» **STATED GOAL**
Copy each entry as it stands, leaving nothing out.

» **ENTRIES**

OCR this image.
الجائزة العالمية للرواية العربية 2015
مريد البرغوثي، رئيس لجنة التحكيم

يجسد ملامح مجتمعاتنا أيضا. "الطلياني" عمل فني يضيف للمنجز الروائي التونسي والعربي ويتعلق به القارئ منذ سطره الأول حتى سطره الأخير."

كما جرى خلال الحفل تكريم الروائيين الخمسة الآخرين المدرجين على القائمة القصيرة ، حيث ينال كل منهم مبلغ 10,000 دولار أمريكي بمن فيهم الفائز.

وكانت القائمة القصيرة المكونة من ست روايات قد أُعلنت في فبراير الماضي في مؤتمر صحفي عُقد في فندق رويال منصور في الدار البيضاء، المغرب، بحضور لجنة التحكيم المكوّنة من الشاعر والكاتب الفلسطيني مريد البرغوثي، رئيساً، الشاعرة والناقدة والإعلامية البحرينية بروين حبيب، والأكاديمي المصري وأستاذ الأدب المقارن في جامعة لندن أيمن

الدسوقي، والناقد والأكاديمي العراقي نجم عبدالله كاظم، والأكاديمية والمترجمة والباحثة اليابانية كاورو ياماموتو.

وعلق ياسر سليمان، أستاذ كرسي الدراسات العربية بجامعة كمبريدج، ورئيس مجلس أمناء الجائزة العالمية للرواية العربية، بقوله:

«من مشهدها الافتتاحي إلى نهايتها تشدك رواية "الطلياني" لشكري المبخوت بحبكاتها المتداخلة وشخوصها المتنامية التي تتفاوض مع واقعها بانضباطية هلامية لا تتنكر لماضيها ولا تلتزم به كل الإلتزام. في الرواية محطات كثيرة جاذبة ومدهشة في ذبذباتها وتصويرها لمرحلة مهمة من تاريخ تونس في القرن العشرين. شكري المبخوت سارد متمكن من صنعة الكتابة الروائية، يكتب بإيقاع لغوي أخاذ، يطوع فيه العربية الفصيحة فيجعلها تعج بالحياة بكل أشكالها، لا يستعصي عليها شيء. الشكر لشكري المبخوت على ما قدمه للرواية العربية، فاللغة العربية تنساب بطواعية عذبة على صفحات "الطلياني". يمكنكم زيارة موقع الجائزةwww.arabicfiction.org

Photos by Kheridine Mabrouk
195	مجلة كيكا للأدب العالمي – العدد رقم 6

» **THE RESPONSE**
OCR this image.
الجائزة العالمية للرواية العربية 2015
مريد البرغوثي، رئيس لجنة التحكيم

يجسد ملامح مجتمعاتنا أيضا. "الطلياني" عمل فني يضيف للمنجز الروائي التونسي والعربي ويتعلق به القارئ منذ سطره الأول حتى سطره الأخير."

كما جرى خلال الحفل تكريم الروائيين الخمسة الآخرين المدرجين على القائمة القصيرة ، حيث ينال كل منهم مبلغ 10,000 دولار أمريكي بمن فيهم الفائز.

وكانت القائمة القصيرة المكونة من ست روايات قد أُعلنت في فبراير الماضي في مؤتمر صحفي عُقد في فندق رويال منصور في الدار البيضاء، المغرب، بحضور لجنة التحكيم المكوّنة من الشاعر والكاتب الفلسطيني مريد البرغوثي، رئيساً، الشاعرة والناقدة والإعلامية البحرينية بروين حبيب، والأكاديمي المصري وأستاذ الأدب المقارن في جامعة لندن أيمن

الدسوقي، والناقد والأكاديمي العراقي نجم عبدالله كاظم، والأكاديمية والمترجمة والباحثة اليابانية كاورو ياماموتو.

وعلق ياسر سليمان، أستاذ كرسي الدراسات العربية بجامعة كمبريدج، ورئيس مجلس أمناء الجائزة العالمية للرواية العربية، بقوله:

«من مشهدها الافتتاحي إلى نهايتها تشدك رواية "الطلياني" لشكري المبخوت بحبكاتها المتداخلة وشخوصها المتنامية التي تتفاوض مع واقعها بانضباطية هلامية لا تتنكر لماضيها ولا تلتزم به كل الإلتزام. في الرواية محطات كثيرة جاذبة ومدهشة في ذبذباتها وتصويرها لمرحلة مهمة من تاريخ تونس في القرن العشرين. شكري المبخوت سارد متمكن من صنعة الكتابة الروائية، يكتب بإيقاع لغوي أخاذ، يطوع فيه العربية الفصيحة فيجعلها تعج بالحياة بكل أشكالها، لا يستعصي عليها شيء. الشكر لشكري المبخوت على ما قدمه للرواية العربية، فاللغة العربية تنساب بطواعية عذبة على صفحات "الطلياني". يمكنكم زيارة موقع الجائزةwww.arabicfiction.org

Photos by Kheridine Mabrouk
195	مجلة كيكا للأدب العالمي – العدد رقم 6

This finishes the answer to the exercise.